**Exercise instructions**
Note how many lines contain "passengers" and give that number, with nothing else.

□ □ □ □

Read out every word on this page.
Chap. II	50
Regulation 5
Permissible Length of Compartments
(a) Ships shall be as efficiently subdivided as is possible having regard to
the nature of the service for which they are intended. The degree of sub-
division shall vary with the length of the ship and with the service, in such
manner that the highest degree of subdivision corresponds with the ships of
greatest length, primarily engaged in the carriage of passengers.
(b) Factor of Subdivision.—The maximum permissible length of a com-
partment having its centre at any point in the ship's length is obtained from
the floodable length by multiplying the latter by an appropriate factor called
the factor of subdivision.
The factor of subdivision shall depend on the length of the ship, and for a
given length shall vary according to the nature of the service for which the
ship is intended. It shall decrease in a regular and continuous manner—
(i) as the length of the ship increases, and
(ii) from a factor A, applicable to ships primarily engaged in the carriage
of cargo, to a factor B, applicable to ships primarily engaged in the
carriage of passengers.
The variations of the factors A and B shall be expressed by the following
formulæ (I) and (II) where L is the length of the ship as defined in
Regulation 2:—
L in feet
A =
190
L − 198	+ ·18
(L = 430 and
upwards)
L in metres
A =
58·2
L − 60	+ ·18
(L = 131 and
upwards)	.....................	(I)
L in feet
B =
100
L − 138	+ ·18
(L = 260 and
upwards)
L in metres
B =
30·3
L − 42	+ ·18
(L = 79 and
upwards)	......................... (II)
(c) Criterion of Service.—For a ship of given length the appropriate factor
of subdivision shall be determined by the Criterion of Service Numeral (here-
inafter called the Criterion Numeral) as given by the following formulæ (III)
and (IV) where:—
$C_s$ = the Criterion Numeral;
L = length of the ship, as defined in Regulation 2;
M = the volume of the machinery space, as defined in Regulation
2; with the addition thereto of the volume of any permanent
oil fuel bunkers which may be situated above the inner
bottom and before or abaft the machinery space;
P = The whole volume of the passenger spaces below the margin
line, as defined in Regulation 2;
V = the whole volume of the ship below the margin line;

□ □ □ □

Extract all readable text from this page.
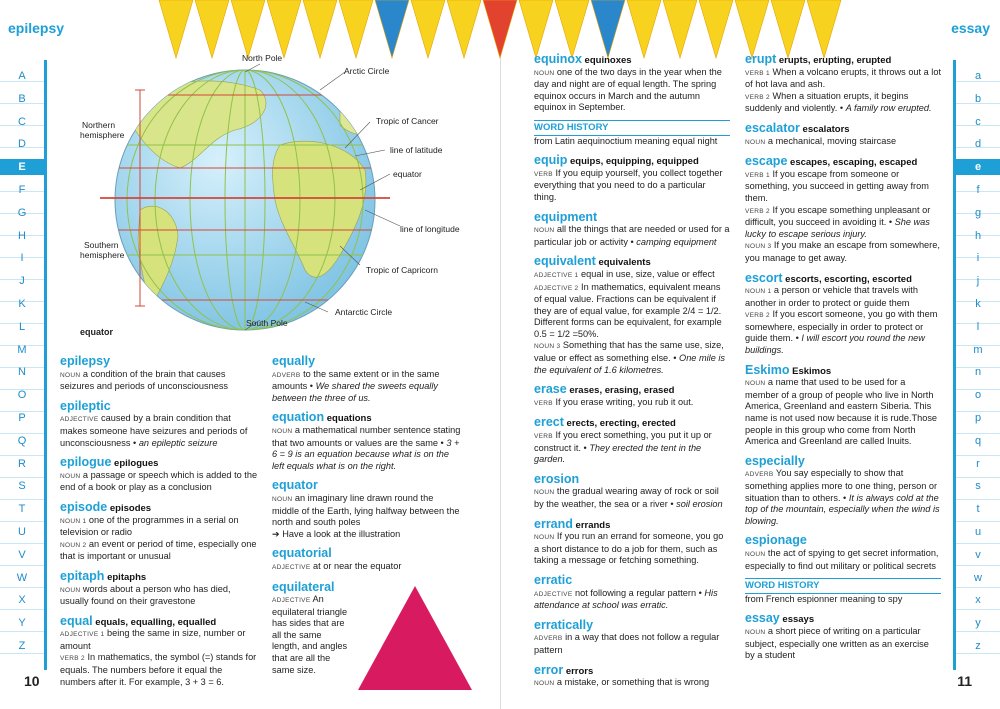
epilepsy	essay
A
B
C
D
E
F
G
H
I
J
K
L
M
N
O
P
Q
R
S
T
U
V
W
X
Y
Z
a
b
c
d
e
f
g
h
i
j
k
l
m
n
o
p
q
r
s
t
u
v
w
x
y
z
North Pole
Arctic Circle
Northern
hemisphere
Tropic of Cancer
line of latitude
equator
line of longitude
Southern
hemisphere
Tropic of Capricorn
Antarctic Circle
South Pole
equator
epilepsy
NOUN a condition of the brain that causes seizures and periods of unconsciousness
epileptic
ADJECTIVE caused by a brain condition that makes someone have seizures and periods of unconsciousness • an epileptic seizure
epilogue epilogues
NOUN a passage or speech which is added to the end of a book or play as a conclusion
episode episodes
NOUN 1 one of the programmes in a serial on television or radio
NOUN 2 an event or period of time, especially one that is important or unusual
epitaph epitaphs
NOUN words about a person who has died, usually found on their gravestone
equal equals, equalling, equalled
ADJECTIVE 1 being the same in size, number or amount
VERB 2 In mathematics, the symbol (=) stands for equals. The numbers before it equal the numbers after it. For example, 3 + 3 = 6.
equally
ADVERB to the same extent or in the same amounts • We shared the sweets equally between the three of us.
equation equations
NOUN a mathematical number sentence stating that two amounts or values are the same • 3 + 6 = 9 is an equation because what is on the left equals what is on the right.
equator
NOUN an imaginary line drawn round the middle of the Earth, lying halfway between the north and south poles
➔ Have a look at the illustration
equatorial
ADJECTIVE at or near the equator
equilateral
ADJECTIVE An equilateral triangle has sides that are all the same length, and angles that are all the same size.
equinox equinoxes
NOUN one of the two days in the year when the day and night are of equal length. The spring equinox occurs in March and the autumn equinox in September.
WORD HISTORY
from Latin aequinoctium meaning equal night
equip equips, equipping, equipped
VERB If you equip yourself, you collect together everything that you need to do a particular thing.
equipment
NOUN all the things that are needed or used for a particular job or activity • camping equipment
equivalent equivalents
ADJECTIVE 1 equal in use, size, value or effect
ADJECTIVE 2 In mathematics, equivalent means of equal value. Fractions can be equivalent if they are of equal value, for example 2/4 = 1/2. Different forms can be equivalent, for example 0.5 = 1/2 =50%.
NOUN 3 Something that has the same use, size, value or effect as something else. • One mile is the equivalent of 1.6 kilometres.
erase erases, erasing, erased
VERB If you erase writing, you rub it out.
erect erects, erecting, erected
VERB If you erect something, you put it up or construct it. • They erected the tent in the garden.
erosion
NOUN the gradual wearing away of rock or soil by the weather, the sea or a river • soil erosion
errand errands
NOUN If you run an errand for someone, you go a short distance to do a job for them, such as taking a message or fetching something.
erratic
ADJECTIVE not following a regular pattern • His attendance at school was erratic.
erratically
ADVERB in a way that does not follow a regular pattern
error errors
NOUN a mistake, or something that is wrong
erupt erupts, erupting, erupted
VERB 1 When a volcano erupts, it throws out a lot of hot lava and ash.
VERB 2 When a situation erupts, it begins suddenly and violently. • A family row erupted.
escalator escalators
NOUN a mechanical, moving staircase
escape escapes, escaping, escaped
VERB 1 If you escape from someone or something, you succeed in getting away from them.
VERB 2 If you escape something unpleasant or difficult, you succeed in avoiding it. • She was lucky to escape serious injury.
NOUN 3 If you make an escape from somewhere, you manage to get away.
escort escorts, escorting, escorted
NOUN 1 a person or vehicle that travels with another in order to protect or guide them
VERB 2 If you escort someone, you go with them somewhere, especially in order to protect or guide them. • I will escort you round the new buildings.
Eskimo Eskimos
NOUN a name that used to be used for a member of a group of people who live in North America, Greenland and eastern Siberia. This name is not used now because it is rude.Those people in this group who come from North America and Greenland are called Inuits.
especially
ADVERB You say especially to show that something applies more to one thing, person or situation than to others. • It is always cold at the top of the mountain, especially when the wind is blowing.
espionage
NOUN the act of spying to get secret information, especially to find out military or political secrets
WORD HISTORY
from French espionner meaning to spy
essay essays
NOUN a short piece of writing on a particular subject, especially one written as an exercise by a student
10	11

□ □ □ □

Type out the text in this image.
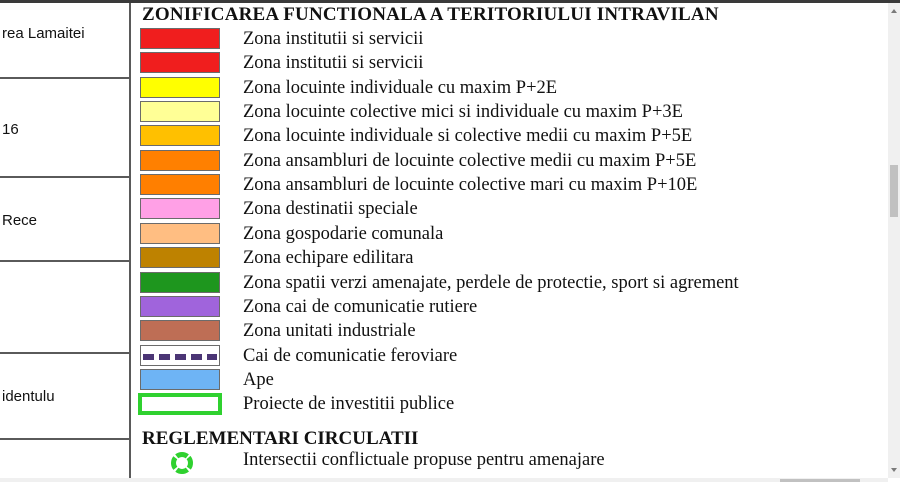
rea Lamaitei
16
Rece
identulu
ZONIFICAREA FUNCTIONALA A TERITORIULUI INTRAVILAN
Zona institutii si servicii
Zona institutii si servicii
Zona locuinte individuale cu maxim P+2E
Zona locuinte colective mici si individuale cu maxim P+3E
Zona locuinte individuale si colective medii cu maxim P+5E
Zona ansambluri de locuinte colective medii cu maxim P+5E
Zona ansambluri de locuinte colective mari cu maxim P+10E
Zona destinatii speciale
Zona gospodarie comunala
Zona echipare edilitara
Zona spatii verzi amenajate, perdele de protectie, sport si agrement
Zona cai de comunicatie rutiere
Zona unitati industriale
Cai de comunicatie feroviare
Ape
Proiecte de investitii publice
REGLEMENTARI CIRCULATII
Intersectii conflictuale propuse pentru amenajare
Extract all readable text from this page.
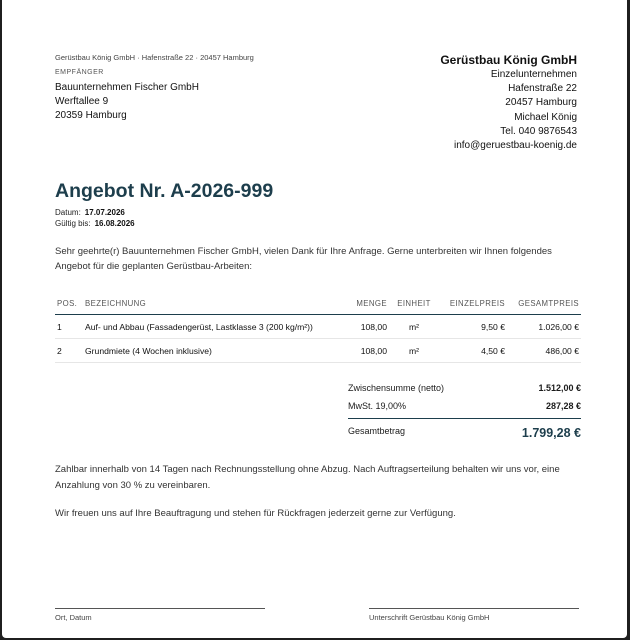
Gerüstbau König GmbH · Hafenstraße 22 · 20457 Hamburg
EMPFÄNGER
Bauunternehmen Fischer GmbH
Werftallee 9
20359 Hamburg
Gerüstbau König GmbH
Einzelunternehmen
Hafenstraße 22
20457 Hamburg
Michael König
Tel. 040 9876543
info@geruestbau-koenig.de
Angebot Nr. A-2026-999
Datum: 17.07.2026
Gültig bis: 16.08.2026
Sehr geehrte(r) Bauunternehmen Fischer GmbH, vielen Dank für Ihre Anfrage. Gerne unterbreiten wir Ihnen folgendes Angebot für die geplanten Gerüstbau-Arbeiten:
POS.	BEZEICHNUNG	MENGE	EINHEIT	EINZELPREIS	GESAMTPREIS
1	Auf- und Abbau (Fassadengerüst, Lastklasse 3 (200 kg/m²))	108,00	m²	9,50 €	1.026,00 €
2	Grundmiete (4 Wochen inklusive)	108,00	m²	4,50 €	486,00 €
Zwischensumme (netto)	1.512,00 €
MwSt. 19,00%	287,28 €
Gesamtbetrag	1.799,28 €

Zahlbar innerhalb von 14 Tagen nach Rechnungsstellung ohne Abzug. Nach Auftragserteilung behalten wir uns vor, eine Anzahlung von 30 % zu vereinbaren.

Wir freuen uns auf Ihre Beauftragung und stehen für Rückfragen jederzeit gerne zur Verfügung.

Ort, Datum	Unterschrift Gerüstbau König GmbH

□ □ □ □

**Task solution**
2